DATA ROWS:
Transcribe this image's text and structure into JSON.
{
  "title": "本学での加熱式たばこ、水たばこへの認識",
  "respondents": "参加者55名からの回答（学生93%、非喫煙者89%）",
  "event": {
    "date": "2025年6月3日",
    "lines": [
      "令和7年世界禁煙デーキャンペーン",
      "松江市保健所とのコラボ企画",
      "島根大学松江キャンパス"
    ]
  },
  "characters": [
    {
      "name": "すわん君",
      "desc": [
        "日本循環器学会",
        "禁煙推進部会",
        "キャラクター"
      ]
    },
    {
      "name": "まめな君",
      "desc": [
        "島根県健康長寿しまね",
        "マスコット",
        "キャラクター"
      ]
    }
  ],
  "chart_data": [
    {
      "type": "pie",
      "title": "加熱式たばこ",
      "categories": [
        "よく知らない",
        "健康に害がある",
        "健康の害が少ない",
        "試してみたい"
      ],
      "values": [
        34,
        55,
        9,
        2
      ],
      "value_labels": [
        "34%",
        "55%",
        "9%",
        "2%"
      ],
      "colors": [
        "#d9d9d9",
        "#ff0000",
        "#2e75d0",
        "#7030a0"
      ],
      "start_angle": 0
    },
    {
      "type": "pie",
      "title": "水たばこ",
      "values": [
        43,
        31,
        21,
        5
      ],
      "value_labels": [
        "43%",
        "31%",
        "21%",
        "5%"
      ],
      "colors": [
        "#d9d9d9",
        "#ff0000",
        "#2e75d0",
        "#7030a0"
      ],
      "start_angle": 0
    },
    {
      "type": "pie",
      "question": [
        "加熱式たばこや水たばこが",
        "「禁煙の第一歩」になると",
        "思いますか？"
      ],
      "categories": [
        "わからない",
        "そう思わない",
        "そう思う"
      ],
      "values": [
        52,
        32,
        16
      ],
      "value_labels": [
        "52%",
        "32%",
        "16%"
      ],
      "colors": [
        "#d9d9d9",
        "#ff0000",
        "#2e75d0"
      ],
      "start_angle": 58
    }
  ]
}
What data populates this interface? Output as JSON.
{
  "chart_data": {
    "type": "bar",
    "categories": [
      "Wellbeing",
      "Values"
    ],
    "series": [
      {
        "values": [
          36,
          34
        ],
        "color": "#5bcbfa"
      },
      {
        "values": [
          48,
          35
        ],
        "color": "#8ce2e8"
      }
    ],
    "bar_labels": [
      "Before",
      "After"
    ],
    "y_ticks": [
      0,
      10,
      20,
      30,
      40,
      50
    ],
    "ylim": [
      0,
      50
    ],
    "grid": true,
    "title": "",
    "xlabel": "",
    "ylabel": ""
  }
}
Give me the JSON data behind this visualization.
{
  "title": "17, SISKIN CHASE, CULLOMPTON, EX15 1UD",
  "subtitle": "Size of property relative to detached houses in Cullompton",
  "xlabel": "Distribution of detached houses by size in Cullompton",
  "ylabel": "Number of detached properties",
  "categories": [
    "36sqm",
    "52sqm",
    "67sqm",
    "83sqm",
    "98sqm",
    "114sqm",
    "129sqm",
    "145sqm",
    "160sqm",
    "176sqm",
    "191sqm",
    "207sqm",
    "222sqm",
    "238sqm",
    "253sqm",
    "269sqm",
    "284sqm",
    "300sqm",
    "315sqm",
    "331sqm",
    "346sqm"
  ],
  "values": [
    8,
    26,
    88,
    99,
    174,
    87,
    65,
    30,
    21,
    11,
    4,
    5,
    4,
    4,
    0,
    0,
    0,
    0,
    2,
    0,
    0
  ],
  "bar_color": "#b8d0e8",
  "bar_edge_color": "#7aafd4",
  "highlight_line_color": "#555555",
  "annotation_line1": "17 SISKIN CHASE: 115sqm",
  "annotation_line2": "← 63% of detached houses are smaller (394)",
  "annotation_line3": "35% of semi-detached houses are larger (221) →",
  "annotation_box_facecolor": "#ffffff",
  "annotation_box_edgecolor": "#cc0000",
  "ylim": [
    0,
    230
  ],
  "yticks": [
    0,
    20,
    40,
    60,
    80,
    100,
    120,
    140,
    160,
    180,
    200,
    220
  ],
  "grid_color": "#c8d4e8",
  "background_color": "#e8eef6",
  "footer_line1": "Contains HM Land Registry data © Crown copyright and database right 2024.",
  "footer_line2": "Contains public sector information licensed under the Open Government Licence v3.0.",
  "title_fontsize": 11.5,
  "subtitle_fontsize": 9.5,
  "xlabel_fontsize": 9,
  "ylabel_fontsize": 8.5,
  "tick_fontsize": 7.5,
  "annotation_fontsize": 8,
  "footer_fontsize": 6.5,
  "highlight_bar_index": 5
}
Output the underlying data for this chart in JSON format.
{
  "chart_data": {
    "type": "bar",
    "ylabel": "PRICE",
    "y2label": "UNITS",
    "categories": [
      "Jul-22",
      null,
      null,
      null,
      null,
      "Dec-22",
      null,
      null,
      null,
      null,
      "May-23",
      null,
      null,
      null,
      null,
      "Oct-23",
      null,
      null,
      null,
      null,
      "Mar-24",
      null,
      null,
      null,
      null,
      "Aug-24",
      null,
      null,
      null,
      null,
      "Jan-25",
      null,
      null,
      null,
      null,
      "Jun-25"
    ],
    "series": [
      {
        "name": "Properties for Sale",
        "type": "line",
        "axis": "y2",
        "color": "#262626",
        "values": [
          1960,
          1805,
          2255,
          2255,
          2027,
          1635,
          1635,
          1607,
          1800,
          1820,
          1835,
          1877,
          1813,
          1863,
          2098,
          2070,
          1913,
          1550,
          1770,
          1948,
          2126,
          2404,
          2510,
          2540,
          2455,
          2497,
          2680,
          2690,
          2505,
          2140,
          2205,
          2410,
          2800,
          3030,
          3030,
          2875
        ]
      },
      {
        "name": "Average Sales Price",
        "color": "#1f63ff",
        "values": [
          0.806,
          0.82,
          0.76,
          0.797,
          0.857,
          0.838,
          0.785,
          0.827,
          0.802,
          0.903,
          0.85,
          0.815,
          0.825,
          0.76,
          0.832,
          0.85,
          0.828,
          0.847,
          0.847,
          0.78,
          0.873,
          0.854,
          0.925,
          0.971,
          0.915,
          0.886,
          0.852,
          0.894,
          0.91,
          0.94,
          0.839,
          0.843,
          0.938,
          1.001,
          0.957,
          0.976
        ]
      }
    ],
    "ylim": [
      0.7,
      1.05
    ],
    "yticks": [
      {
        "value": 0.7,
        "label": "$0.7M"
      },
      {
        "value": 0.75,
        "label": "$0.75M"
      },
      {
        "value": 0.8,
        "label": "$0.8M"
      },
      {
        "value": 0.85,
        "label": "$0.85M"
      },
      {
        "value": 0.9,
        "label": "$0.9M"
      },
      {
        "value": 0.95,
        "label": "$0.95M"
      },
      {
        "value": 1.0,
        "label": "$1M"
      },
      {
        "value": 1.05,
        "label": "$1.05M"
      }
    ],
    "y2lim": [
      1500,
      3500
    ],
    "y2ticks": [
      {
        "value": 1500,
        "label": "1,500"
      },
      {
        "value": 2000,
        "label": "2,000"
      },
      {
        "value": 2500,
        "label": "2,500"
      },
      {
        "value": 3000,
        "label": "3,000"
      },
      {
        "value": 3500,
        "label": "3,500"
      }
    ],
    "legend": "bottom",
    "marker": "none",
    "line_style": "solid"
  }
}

PROBLEM DESCRIPTION:
Go through the listing above and restate it word for word.

THE REPLY:
Transcribe this image's text and structure into JSON.
{
  "title": "本学での加熱式たばこ、水たばこへの認識",
  "respondents": "参加者55名からの回答（学生93%、非喫煙者89%）",
  "event": {
    "date": "2025年6月3日",
    "lines": [
      "令和7年世界禁煙デーキャンペーン",
      "松江市保健所とのコラボ企画",
      "島根大学松江キャンパス"
    ]
  },
  "characters": [
    {
      "name": "すわん君",
      "desc": [
        "日本循環器学会",
        "禁煙推進部会",
        "キャラクター"
      ]
    },
    {
      "name": "まめな君",
      "desc": [
        "島根県健康長寿しまね",
        "マスコット",
        "キャラクター"
      ]
    }
  ],
  "chart_data": [
    {
      "type": "pie",
      "title": "加熱式たばこ",
      "categories": [
        "よく知らない",
        "健康に害がある",
        "健康の害が少ない",
        "試してみたい"
      ],
      "values": [
        34,
        55,
        9,
        2
      ],
      "value_labels": [
        "34%",
        "55%",
        "9%",
        "2%"
      ],
      "colors": [
        "#d9d9d9",
        "#ff0000",
        "#2e75d0",
        "#7030a0"
      ],
      "start_angle": 0
    },
    {
      "type": "pie",
      "title": "水たばこ",
      "values": [
        43,
        31,
        21,
        5
      ],
      "value_labels": [
        "43%",
        "31%",
        "21%",
        "5%"
      ],
      "colors": [
        "#d9d9d9",
        "#ff0000",
        "#2e75d0",
        "#7030a0"
      ],
      "start_angle": 0
    },
    {
      "type": "pie",
      "question": [
        "加熱式たばこや水たばこが",
        "「禁煙の第一歩」になると",
        "思いますか？"
      ],
      "categories": [
        "わからない",
        "そう思わない",
        "そう思う"
      ],
      "values": [
        52,
        32,
        16
      ],
      "value_labels": [
        "52%",
        "32%",
        "16%"
      ],
      "colors": [
        "#d9d9d9",
        "#ff0000",
        "#2e75d0"
      ],
      "start_angle": 58
    }
  ]
}
What data populates this interface? Output as JSON.
{
  "chart_data": {
    "type": "bar",
    "categories": [
      "Wellbeing",
      "Values"
    ],
    "series": [
      {
        "values": [
          36,
          34
        ],
        "color": "#5bcbfa"
      },
      {
        "values": [
          48,
          35
        ],
        "color": "#8ce2e8"
      }
    ],
    "bar_labels": [
      "Before",
      "After"
    ],
    "y_ticks": [
      0,
      10,
      20,
      30,
      40,
      50
    ],
    "ylim": [
      0,
      50
    ],
    "grid": true,
    "title": "",
    "xlabel": "",
    "ylabel": ""
  }
}
Give me the JSON data behind this visualization.
{
  "title": "17, SISKIN CHASE, CULLOMPTON, EX15 1UD",
  "subtitle": "Size of property relative to detached houses in Cullompton",
  "xlabel": "Distribution of detached houses by size in Cullompton",
  "ylabel": "Number of detached properties",
  "categories": [
    "36sqm",
    "52sqm",
    "67sqm",
    "83sqm",
    "98sqm",
    "114sqm",
    "129sqm",
    "145sqm",
    "160sqm",
    "176sqm",
    "191sqm",
    "207sqm",
    "222sqm",
    "238sqm",
    "253sqm",
    "269sqm",
    "284sqm",
    "300sqm",
    "315sqm",
    "331sqm",
    "346sqm"
  ],
  "values": [
    8,
    26,
    88,
    99,
    174,
    87,
    65,
    30,
    21,
    11,
    4,
    5,
    4,
    4,
    0,
    0,
    0,
    0,
    2,
    0,
    0
  ],
  "bar_color": "#b8d0e8",
  "bar_edge_color": "#7aafd4",
  "highlight_line_color": "#555555",
  "annotation_line1": "17 SISKIN CHASE: 115sqm",
  "annotation_line2": "← 63% of detached houses are smaller (394)",
  "annotation_line3": "35% of semi-detached houses are larger (221) →",
  "annotation_box_facecolor": "#ffffff",
  "annotation_box_edgecolor": "#cc0000",
  "ylim": [
    0,
    230
  ],
  "yticks": [
    0,
    20,
    40,
    60,
    80,
    100,
    120,
    140,
    160,
    180,
    200,
    220
  ],
  "grid_color": "#c8d4e8",
  "background_color": "#e8eef6",
  "footer_line1": "Contains HM Land Registry data © Crown copyright and database right 2024.",
  "footer_line2": "Contains public sector information licensed under the Open Government Licence v3.0.",
  "title_fontsize": 11.5,
  "subtitle_fontsize": 9.5,
  "xlabel_fontsize": 9,
  "ylabel_fontsize": 8.5,
  "tick_fontsize": 7.5,
  "annotation_fontsize": 8,
  "footer_fontsize": 6.5,
  "highlight_bar_index": 5
}
Output the underlying data for this chart in JSON format.
{
  "chart_data": {
    "type": "bar",
    "ylabel": "PRICE",
    "y2label": "UNITS",
    "categories": [
      "Jul-22",
      null,
      null,
      null,
      null,
      "Dec-22",
      null,
      null,
      null,
      null,
      "May-23",
      null,
      null,
      null,
      null,
      "Oct-23",
      null,
      null,
      null,
      null,
      "Mar-24",
      null,
      null,
      null,
      null,
      "Aug-24",
      null,
      null,
      null,
      null,
      "Jan-25",
      null,
      null,
      null,
      null,
      "Jun-25"
    ],
    "series": [
      {
        "name": "Properties for Sale",
        "type": "line",
        "axis": "y2",
        "color": "#262626",
        "values": [
          1960,
          1805,
          2255,
          2255,
          2027,
          1635,
          1635,
          1607,
          1800,
          1820,
          1835,
          1877,
          1813,
          1863,
          2098,
          2070,
          1913,
          1550,
          1770,
          1948,
          2126,
          2404,
          2510,
          2540,
          2455,
          2497,
          2680,
          2690,
          2505,
          2140,
          2205,
          2410,
          2800,
          3030,
          3030,
          2875
        ]
      },
      {
        "name": "Average Sales Price",
        "color": "#1f63ff",
        "values": [
          0.806,
          0.82,
          0.76,
          0.797,
          0.857,
          0.838,
          0.785,
          0.827,
          0.802,
          0.903,
          0.85,
          0.815,
          0.825,
          0.76,
          0.832,
          0.85,
          0.828,
          0.847,
          0.847,
          0.78,
          0.873,
          0.854,
          0.925,
          0.971,
          0.915,
          0.886,
          0.852,
          0.894,
          0.91,
          0.94,
          0.839,
          0.843,
          0.938,
          1.001,
          0.957,
          0.976
        ]
      }
    ],
    "ylim": [
      0.7,
      1.05
    ],
    "yticks": [
      {
        "value": 0.7,
        "label": "$0.7M"
      },
      {
        "value": 0.75,
        "label": "$0.75M"
      },
      {
        "value": 0.8,
        "label": "$0.8M"
      },
      {
        "value": 0.85,
        "label": "$0.85M"
      },
      {
        "value": 0.9,
        "label": "$0.9M"
      },
      {
        "value": 0.95,
        "label": "$0.95M"
      },
      {
        "value": 1.0,
        "label": "$1M"
      },
      {
        "value": 1.05,
        "label": "$1.05M"
      }
    ],
    "y2lim": [
      1500,
      3500
    ],
    "y2ticks": [
      {
        "value": 1500,
        "label": "1,500"
      },
      {
        "value": 2000,
        "label": "2,000"
      },
      {
        "value": 2500,
        "label": "2,500"
      },
      {
        "value": 3000,
        "label": "3,000"
      },
      {
        "value": 3500,
        "label": "3,500"
      }
    ],
    "legend": "bottom",
    "marker": "none",
    "line_style": "solid"
  }
}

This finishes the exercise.